> Work instructions:
Retype exactly the stretch of lines that begins at the line containing "Give me the" and ends at the last line of the data, with no other lines.

> Data supplied:
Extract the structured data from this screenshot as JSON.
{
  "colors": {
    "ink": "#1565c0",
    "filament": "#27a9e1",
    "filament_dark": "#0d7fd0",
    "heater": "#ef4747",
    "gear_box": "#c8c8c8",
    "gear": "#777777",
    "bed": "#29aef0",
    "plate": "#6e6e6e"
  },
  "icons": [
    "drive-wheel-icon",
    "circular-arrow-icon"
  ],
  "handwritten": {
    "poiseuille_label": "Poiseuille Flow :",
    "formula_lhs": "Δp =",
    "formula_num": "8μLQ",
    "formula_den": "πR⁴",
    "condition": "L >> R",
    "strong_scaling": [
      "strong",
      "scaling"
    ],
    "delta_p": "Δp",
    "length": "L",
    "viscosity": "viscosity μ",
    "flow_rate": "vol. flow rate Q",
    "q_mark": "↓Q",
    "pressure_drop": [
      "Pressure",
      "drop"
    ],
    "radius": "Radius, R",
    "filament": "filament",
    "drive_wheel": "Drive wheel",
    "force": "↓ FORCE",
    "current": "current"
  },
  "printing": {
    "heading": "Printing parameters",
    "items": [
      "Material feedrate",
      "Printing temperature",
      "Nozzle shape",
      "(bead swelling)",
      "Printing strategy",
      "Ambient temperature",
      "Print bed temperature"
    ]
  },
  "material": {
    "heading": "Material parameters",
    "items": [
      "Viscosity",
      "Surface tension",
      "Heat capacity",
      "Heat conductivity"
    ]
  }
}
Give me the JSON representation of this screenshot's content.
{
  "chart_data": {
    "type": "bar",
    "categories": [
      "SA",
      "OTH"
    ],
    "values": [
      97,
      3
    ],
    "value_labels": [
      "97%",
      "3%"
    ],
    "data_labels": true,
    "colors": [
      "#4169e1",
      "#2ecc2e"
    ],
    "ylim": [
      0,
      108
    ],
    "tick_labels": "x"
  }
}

> Task result:
Give me the JSON representation of this screenshot's content.
{
  "chart_data": {
    "type": "bar",
    "categories": [
      "SA",
      "OTH"
    ],
    "values": [
      97,
      3
    ],
    "value_labels": [
      "97%",
      "3%"
    ],
    "data_labels": true,
    "colors": [
      "#4169e1",
      "#2ecc2e"
    ],
    "ylim": [
      0,
      108
    ],
    "tick_labels": "x"
  }
}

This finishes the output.